Goal of the exercise — Reproduce the records verbatim, starting with the line containing "page-icon [74,56,91,73]" and ending with the line containing "dashboard-card[interactable] [73,86,262,291]", both of those lines included.

Data excerpts —
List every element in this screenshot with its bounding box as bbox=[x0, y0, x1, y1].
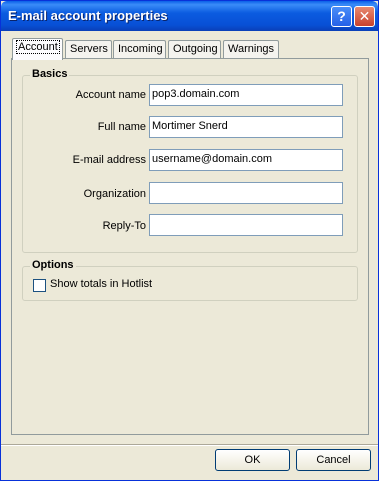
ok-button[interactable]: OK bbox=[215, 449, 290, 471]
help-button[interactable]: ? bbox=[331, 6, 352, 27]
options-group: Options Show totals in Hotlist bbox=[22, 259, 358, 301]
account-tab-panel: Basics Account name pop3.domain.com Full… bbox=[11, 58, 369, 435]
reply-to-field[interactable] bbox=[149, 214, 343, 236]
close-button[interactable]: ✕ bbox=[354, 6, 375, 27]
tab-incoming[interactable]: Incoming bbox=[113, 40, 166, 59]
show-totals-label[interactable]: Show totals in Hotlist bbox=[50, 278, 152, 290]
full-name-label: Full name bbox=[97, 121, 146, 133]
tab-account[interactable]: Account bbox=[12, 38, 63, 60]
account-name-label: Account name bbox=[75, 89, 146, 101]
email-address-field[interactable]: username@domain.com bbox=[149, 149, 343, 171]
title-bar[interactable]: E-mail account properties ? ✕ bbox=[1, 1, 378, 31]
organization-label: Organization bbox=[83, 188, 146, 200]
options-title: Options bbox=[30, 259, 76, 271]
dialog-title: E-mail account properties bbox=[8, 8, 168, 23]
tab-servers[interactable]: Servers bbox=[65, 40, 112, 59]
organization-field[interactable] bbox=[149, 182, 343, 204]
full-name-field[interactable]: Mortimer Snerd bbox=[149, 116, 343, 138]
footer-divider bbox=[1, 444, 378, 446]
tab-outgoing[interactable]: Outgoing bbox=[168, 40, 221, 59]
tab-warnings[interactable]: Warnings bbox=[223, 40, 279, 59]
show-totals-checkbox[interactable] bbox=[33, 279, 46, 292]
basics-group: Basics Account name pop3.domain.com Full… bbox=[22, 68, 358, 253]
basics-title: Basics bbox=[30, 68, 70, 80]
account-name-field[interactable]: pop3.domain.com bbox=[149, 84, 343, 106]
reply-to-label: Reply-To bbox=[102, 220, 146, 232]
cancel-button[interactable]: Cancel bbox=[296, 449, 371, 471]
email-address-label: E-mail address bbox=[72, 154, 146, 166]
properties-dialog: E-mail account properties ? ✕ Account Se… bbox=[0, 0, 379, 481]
==
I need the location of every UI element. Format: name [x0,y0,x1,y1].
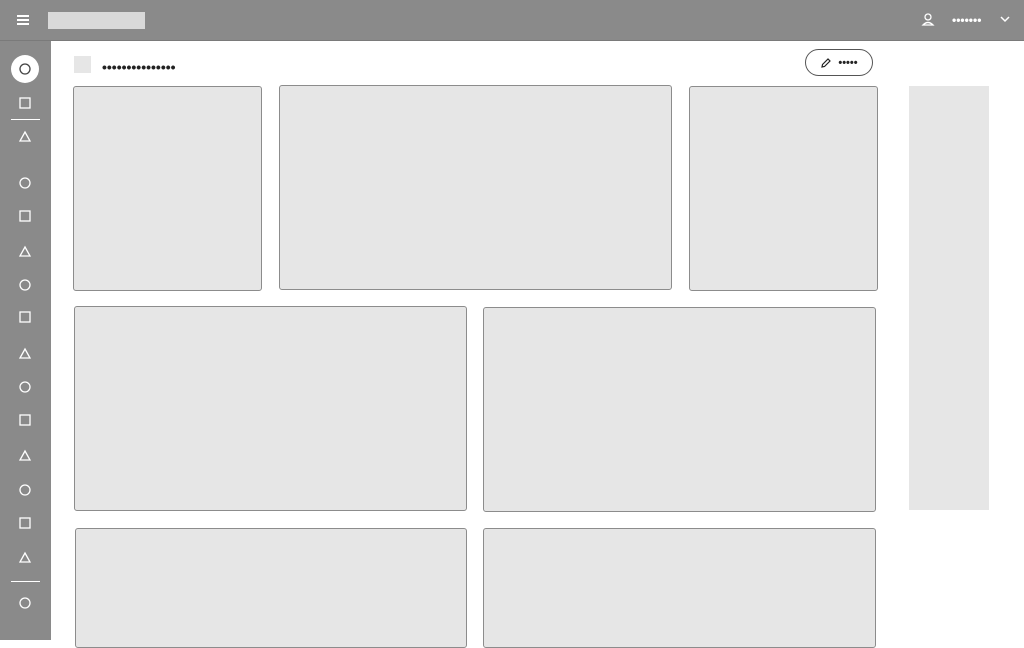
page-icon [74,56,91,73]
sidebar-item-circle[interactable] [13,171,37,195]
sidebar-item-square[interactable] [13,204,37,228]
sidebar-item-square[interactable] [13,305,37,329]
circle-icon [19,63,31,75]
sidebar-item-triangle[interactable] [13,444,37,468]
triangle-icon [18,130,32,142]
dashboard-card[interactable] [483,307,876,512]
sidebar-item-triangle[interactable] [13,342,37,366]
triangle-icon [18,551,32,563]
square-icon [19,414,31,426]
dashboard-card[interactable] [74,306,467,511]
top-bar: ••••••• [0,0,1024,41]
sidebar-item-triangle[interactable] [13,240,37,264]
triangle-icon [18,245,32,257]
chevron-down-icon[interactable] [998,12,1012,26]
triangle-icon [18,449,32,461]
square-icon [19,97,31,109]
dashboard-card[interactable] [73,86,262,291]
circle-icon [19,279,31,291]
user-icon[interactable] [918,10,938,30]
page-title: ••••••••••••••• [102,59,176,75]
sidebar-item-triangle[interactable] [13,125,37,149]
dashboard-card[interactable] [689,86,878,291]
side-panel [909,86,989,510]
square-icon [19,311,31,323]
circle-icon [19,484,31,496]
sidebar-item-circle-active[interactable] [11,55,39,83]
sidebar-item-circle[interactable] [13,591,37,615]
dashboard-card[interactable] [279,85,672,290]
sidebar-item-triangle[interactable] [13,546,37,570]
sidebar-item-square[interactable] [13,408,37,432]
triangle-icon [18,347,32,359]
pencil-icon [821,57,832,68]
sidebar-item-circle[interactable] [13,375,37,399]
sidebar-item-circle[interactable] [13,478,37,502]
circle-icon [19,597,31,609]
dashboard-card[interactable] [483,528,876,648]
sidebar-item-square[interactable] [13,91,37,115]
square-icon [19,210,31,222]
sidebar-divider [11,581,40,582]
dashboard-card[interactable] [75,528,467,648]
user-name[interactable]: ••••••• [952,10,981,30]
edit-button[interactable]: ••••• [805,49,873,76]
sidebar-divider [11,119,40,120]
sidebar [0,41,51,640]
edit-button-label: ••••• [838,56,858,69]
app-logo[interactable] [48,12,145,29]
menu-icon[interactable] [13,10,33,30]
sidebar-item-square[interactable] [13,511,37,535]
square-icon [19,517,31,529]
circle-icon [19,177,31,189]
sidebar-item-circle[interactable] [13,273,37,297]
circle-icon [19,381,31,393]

Response to this exercise —
page-icon [74,56,91,73]
sidebar-item-circle[interactable] [13,171,37,195]
sidebar-item-square[interactable] [13,204,37,228]
sidebar-item-square[interactable] [13,305,37,329]
circle-icon [19,63,31,75]
sidebar-item-triangle[interactable] [13,444,37,468]
triangle-icon [18,130,32,142]
dashboard-card[interactable] [483,307,876,512]
sidebar-item-triangle[interactable] [13,342,37,366]
triangle-icon [18,551,32,563]
square-icon [19,414,31,426]
dashboard-card[interactable] [74,306,467,511]
top-bar: ••••••• [0,0,1024,41]
sidebar-item-triangle[interactable] [13,240,37,264]
triangle-icon [18,245,32,257]
chevron-down-icon[interactable] [998,12,1012,26]
triangle-icon [18,449,32,461]
square-icon [19,97,31,109]
dashboard-card[interactable] [73,86,262,291]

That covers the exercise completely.